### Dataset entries
---+---
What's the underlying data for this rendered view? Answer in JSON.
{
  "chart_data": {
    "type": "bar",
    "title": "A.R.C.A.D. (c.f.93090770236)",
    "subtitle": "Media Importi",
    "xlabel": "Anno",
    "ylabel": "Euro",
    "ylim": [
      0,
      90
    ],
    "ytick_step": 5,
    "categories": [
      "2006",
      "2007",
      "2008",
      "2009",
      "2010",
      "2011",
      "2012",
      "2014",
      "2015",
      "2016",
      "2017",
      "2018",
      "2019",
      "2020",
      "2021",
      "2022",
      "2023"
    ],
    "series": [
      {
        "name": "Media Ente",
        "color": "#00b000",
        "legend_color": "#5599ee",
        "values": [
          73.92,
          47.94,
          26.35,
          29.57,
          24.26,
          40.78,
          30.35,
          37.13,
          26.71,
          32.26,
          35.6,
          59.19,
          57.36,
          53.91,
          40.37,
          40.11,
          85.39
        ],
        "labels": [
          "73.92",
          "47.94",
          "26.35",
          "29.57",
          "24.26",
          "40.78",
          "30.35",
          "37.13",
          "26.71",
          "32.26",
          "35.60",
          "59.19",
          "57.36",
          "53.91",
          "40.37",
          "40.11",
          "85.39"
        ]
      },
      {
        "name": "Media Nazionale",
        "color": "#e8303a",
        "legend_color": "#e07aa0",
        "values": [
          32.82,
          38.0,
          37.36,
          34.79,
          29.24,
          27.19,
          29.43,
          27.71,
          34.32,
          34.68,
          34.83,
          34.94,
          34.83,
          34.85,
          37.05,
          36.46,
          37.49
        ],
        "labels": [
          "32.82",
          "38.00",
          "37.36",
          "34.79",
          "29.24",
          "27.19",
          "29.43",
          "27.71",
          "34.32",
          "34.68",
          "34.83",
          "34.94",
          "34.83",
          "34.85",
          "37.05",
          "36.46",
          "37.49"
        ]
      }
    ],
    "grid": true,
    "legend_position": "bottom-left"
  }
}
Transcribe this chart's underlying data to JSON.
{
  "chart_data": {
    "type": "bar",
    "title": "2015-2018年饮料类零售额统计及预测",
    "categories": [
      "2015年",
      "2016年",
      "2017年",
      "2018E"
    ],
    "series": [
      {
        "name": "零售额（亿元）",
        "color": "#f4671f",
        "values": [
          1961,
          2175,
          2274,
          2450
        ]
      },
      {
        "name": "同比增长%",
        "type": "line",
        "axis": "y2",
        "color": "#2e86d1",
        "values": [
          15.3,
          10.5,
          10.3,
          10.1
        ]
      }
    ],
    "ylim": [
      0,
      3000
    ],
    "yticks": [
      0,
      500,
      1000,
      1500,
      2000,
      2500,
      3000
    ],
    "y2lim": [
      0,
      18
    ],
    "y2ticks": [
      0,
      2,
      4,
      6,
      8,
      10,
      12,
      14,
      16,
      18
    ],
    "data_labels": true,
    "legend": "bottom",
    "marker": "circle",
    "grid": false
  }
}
---+---
### SET PROBLEM
Starting at the line that contains "Transcribe this chart's", retype each line through the end of the listing above and nothing else.

### SOLUTION TO THIS EXERCISE
Transcribe this chart's underlying data to JSON.
{
  "chart_data": {
    "type": "bar",
    "title": "2015-2018年饮料类零售额统计及预测",
    "categories": [
      "2015年",
      "2016年",
      "2017年",
      "2018E"
    ],
    "series": [
      {
        "name": "零售额（亿元）",
        "color": "#f4671f",
        "values": [
          1961,
          2175,
          2274,
          2450
        ]
      },
      {
        "name": "同比增长%",
        "type": "line",
        "axis": "y2",
        "color": "#2e86d1",
        "values": [
          15.3,
          10.5,
          10.3,
          10.1
        ]
      }
    ],
    "ylim": [
      0,
      3000
    ],
    "yticks": [
      0,
      500,
      1000,
      1500,
      2000,
      2500,
      3000
    ],
    "y2lim": [
      0,
      18
    ],
    "y2ticks": [
      0,
      2,
      4,
      6,
      8,
      10,
      12,
      14,
      16,
      18
    ],
    "data_labels": true,
    "legend": "bottom",
    "marker": "circle",
    "grid": false
  }
}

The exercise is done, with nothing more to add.